[START OF INPUT ROWS]

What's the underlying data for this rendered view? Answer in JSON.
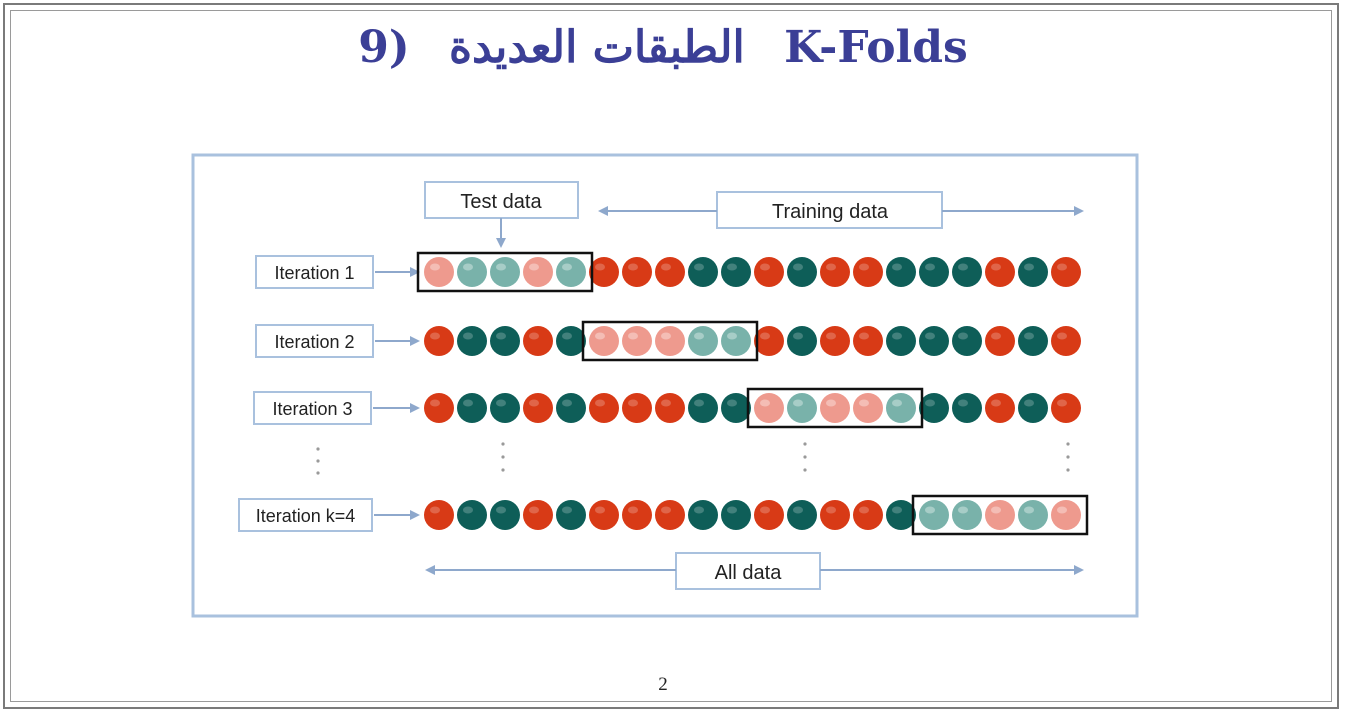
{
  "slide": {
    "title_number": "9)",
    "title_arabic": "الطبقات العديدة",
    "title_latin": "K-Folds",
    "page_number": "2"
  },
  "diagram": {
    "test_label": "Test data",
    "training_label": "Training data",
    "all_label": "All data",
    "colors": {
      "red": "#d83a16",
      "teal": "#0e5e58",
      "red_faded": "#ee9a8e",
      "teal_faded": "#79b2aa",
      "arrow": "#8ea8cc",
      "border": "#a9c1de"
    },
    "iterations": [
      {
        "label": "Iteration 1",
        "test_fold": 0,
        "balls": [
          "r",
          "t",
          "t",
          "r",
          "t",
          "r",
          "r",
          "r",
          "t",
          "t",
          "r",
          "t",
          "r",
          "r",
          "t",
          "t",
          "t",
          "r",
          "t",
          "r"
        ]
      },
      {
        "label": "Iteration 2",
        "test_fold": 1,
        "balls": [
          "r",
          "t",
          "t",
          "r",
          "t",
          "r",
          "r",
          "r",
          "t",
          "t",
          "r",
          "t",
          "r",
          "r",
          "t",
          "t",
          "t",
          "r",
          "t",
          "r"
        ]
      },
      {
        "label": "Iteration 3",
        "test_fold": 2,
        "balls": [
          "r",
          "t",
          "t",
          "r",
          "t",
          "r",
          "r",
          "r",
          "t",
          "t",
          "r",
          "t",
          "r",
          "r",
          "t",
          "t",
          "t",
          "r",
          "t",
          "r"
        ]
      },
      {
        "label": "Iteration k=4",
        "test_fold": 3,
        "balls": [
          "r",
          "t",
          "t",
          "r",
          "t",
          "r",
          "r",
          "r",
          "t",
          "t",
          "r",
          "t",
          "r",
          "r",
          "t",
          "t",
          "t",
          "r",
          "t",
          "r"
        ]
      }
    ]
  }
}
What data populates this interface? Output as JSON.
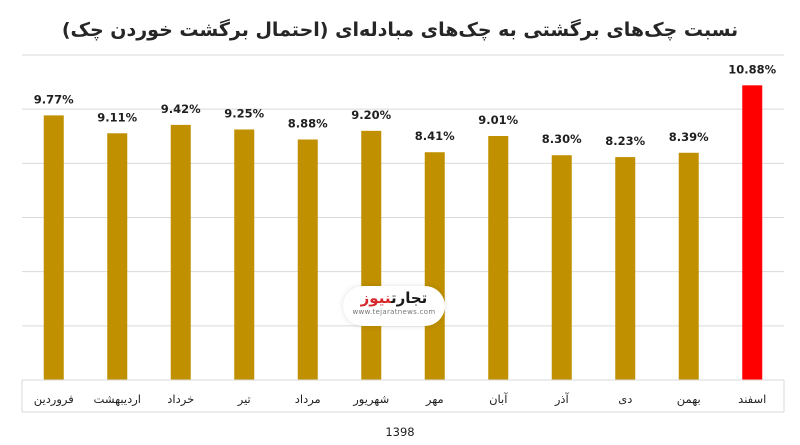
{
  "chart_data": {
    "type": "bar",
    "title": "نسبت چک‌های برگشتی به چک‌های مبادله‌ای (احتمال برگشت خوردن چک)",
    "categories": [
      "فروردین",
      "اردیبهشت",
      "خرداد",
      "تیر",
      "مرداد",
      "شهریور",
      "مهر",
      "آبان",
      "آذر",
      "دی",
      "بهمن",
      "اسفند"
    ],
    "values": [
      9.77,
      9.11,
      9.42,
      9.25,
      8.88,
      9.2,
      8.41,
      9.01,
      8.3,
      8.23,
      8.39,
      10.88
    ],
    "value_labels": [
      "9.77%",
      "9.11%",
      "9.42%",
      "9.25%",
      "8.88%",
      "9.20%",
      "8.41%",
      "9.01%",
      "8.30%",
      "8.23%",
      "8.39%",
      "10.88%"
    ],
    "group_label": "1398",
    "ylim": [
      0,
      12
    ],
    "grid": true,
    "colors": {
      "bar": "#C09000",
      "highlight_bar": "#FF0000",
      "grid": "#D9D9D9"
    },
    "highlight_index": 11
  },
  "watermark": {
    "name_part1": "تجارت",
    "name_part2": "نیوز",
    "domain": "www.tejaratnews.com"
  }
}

[END OF INPUT ROWS]
[START OF INPUT ROWS]

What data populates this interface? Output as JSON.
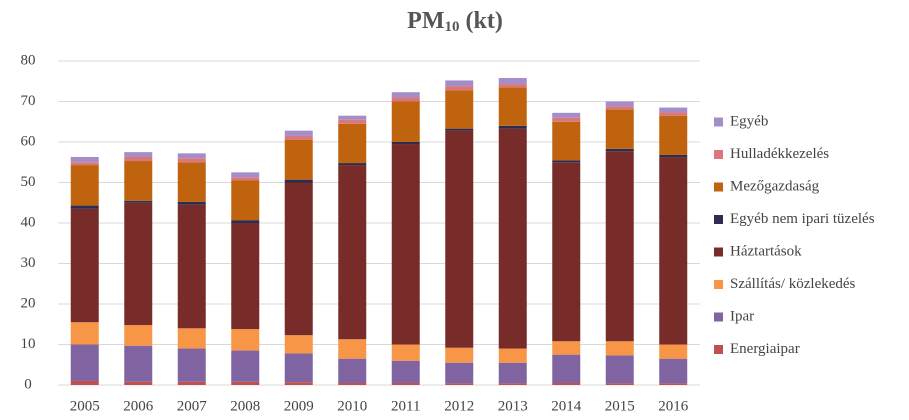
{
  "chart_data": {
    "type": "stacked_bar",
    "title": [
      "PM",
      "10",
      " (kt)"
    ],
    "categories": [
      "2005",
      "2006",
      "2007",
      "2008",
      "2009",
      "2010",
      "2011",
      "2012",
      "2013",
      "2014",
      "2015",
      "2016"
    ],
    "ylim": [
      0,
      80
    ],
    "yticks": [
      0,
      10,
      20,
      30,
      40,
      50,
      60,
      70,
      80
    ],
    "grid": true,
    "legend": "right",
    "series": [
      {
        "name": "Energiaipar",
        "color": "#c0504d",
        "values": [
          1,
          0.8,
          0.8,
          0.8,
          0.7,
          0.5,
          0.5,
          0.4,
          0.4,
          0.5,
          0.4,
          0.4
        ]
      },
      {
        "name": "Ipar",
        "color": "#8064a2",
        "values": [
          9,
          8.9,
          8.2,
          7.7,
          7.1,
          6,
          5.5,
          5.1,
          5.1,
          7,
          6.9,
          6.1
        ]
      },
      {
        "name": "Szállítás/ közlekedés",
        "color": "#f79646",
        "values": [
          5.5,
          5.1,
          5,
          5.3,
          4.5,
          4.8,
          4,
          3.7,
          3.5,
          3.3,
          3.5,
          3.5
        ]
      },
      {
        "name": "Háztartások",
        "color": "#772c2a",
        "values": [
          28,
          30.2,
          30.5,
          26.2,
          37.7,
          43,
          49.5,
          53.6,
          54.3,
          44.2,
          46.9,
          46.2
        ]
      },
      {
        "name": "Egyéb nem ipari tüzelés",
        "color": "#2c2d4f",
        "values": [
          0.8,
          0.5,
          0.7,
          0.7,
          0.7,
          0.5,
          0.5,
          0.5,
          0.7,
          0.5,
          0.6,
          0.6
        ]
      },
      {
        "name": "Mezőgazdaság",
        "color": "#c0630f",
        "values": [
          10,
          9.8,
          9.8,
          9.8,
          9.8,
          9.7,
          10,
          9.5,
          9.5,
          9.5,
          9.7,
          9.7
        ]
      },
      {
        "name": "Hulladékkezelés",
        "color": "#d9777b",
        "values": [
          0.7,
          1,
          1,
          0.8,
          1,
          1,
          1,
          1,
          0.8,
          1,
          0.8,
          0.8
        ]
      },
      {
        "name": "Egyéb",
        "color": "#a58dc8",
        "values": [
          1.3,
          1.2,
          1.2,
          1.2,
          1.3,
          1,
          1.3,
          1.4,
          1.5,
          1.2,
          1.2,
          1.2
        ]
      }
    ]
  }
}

[END OF INPUT ROWS]

**GIVEN EXERCISE**
Copy all lines from the data that hold the word "Egyéb".

**THE RESPONSE**
        "name": "Egyéb nem ipari tüzelés",
        "name": "Egyéb",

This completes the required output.